• Stated exercise:
Every line with the word "nulstilles" in it should be extracted from the data that follows.

• Saved entries:
--------------------------------------------------
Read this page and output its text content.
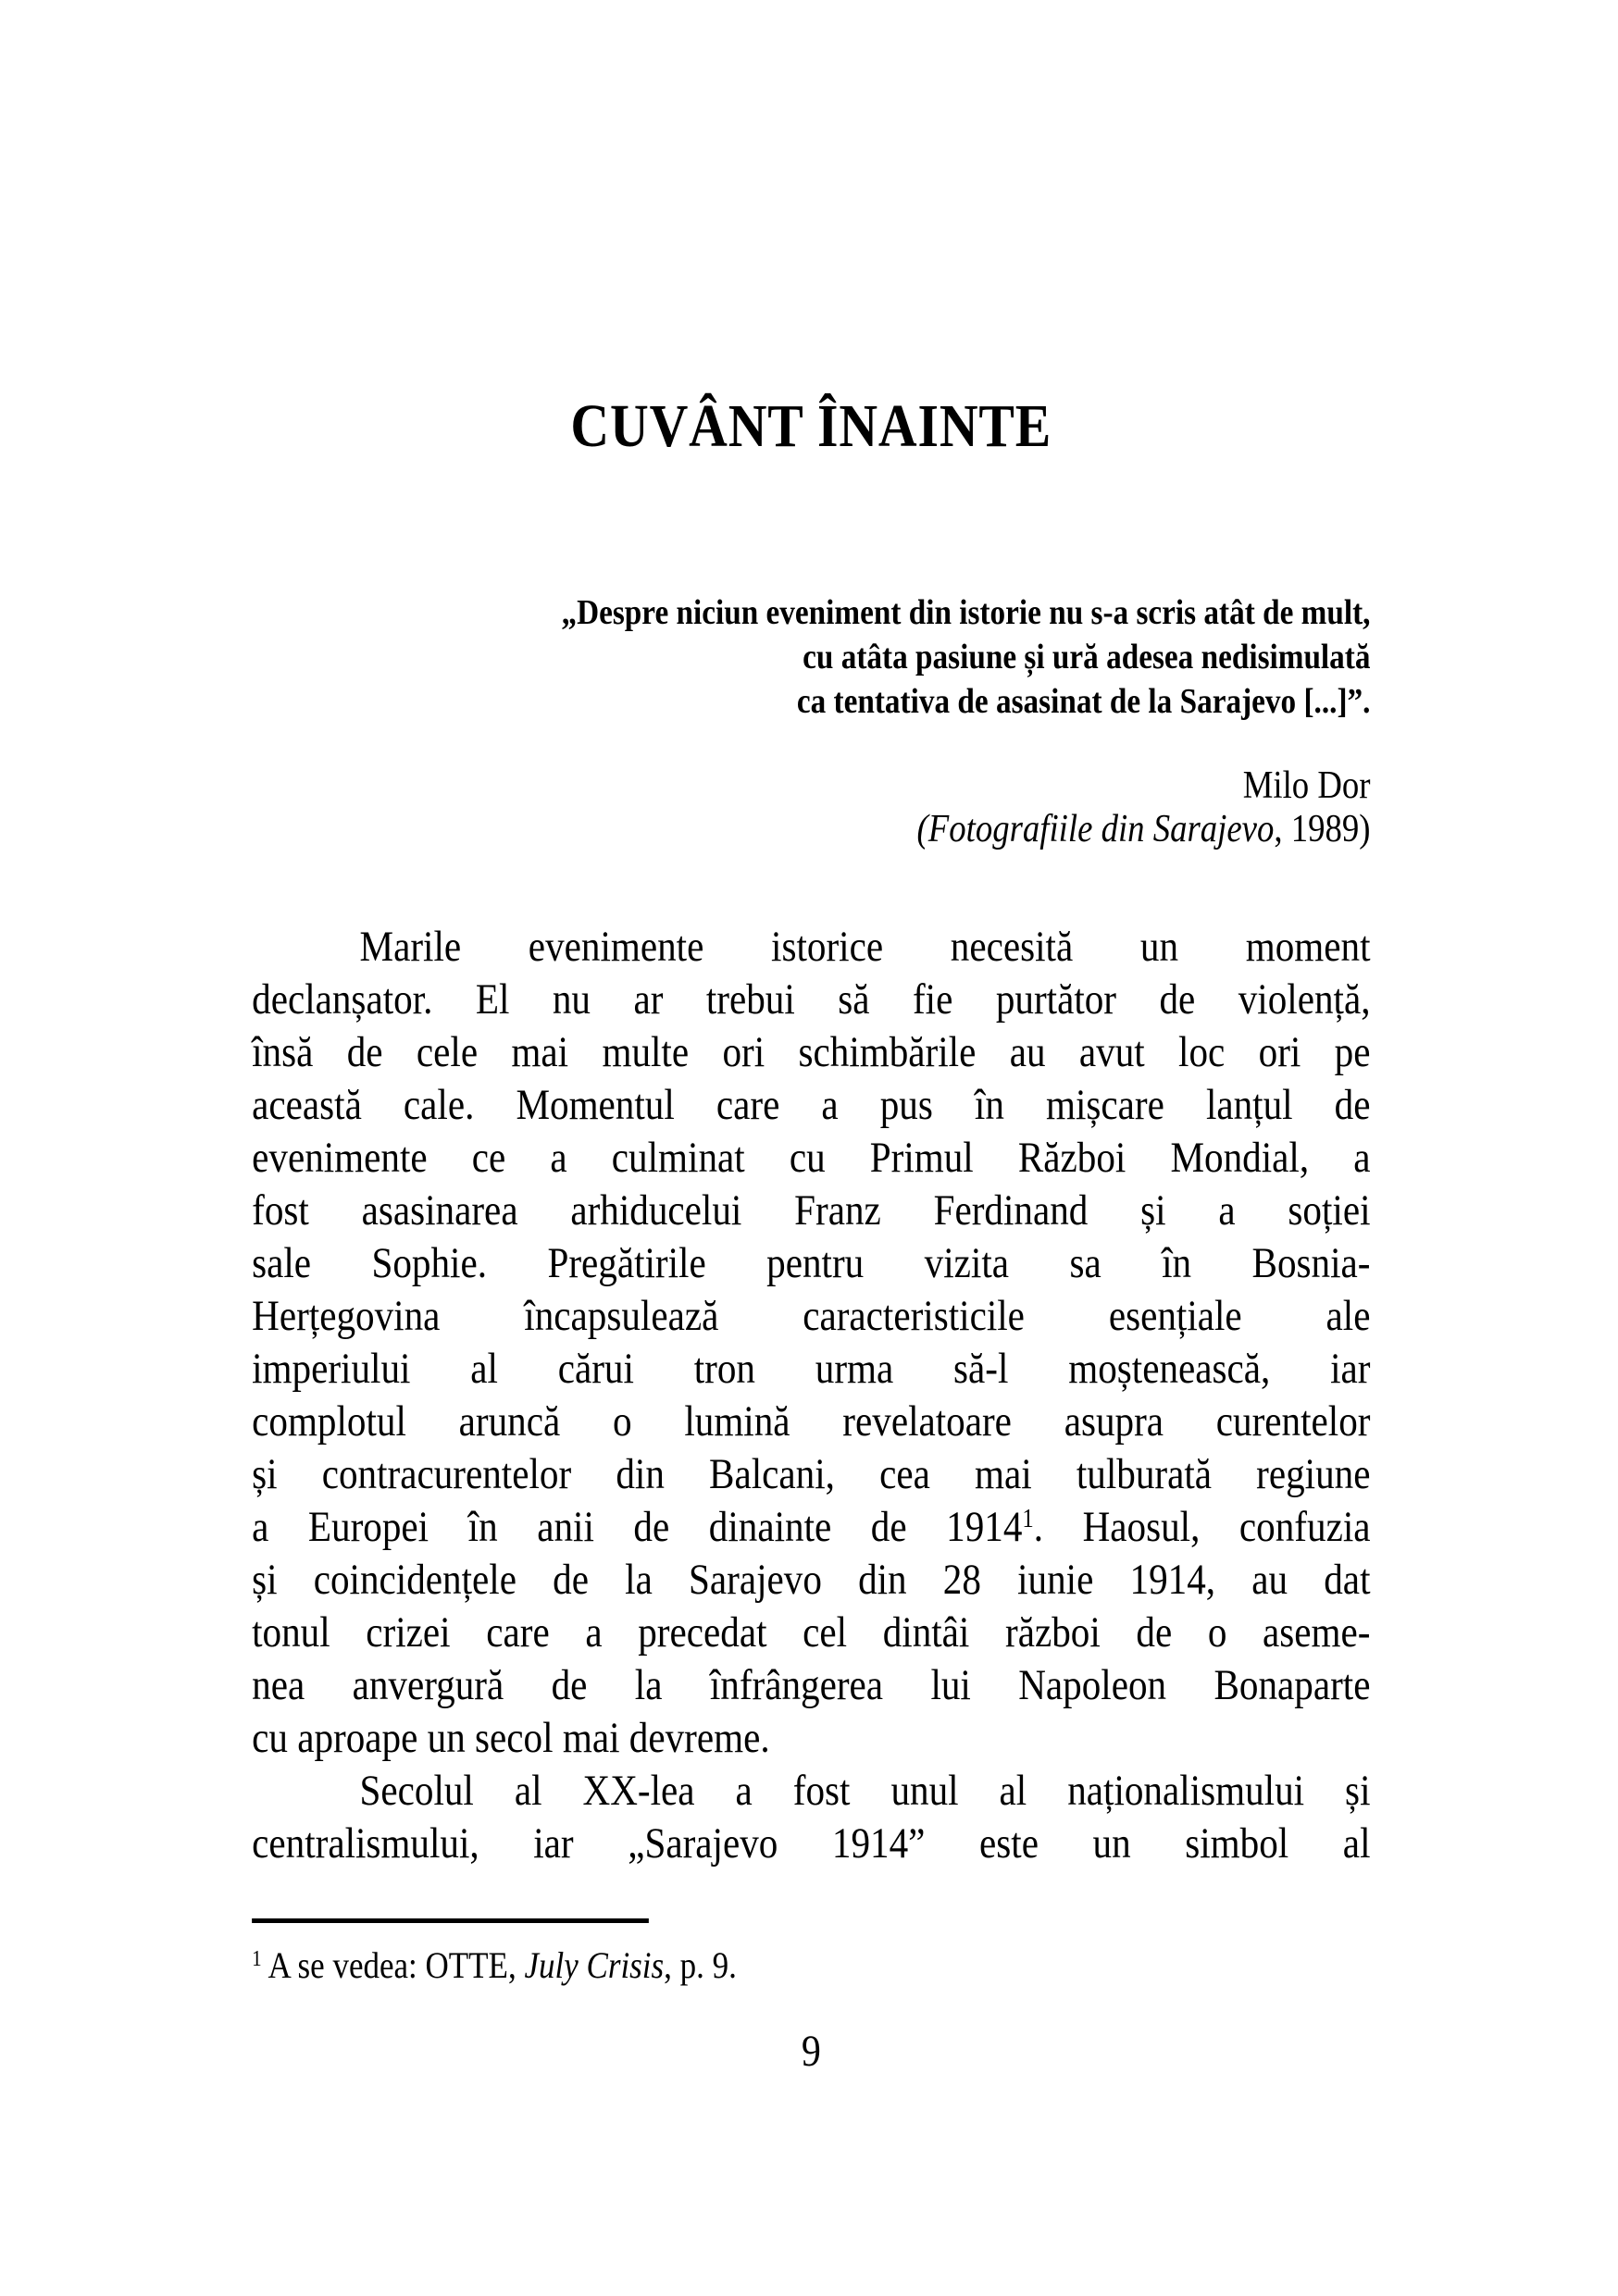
CUVÂNT ÎNAINTE
„Despre niciun eveniment din istorie nu s-a scris atât de mult,
cu atâta pasiune și ură adesea nedisimulată
ca tentativa de asasinat de la Sarajevo [...]”.
Milo Dor
(Fotografiile din Sarajevo, 1989)
Marile evenimente istorice necesită un moment
declanșator. El nu ar trebui să fie purtător de violență,
însă de cele mai multe ori schimbările au avut loc ori pe
această cale. Momentul care a pus în mișcare lanțul de
evenimente ce a culminat cu Primul Război Mondial, a
fost asasinarea arhiducelui Franz Ferdinand și a soției
sale Sophie. Pregătirile pentru vizita sa în Bosnia-
Herțegovina încapsulează caracteristicile esențiale ale
imperiului al cărui tron urma să-l moștenească, iar
complotul aruncă o lumină revelatoare asupra curentelor
și contracurentelor din Balcani, cea mai tulburată regiune
a Europei în anii de dinainte de 1914$^1$. Haosul, confuzia
și coincidențele de la Sarajevo din 28 iunie 1914, au dat
tonul crizei care a precedat cel dintâi război de o aseme-
nea anvergură de la înfrângerea lui Napoleon Bonaparte
cu aproape un secol mai devreme.
Secolul al XX-lea a fost unul al naționalismului și
centralismului, iar „Sarajevo 1914” este un simbol al
$^1$ A se vedea: OTTE, July Crisis, p. 9.
9
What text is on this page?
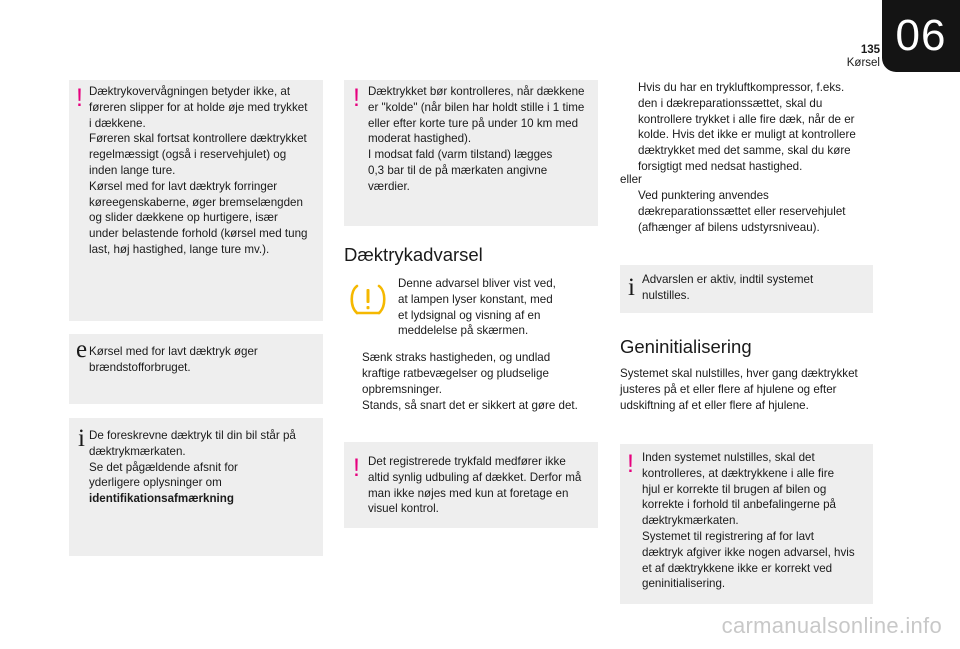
135
Kørsel
06
! Dæktrykovervågningen betyder ikke, at
føreren slipper for at holde øje med trykket
i dækkene.
Føreren skal fortsat kontrollere dæktrykket
regelmæssigt (også i reservehjulet) og
inden lange ture.
Kørsel med for lavt dæktryk forringer
køreegenskaberne, øger bremselængden
og slider dækkene op hurtigere, især
under belastende forhold (kørsel med tung
last, høj hastighed, lange ture mv.).

e Kørsel med for lavt dæktryk øger
brændstofforbruget.

i De foreskrevne dæktryk til din bil står på
dæktrykmærkaten.
Se det pågældende afsnit for
yderligere oplysninger om

identifikationsafmærkning

! Dæktrykket bør kontrolleres, når dækkene
er "kolde" (når bilen har holdt stille i 1 time
eller efter korte ture på under 10 km med
moderat hastighed).
I modsat fald (varm tilstand) lægges
0,3 bar til de på mærkaten angivne
værdier.

Dæktrykadvarsel

Denne advarsel bliver vist ved,
at lampen lyser konstant, med
et lydsignal og visning af en
meddelelse på skærmen.

Sænk straks hastigheden, og undlad
kraftige ratbevægelser og pludselige
opbremsninger.

Stands, så snart det er sikkert at gøre det.

! Det registrerede trykfald medfører ikke
altid synlig udbuling af dækket. Derfor må
man ikke nøjes med kun at foretage en
visuel kontrol.

Hvis du har en trykluftkompressor, f.eks.
den i dækreparationssættet, skal du
kontrollere trykket i alle fire dæk, når de er
kolde. Hvis det ikke er muligt at kontrollere
dæktrykket med det samme, skal du køre
forsigtigt med nedsat hastighed.

eller

Ved punktering anvendes
dækreparationssættet eller reservehjulet
(afhænger af bilens udstyrsniveau).

i Advarslen er aktiv, indtil systemet
nulstilles.

Geninitialisering

Systemet skal nulstilles, hver gang dæktrykket
justeres på et eller flere af hjulene og efter
udskiftning af et eller flere af hjulene.

! Inden systemet nulstilles, skal det
kontrolleres, at dæktrykkene i alle fire
hjul er korrekte til brugen af bilen og
korrekte i forhold til anbefalingerne på
dæktrykmærkaten.
Systemet til registrering af for lavt
dæktryk afgiver ikke nogen advarsel, hvis
et af dæktrykkene ikke er korrekt ved
geninitialisering.

carmanualsonline.info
--------------------------------------------------
• Exercise output:
nulstilles.
Systemet skal nulstilles, hver gang dæktrykket
! Inden systemet nulstilles, skal det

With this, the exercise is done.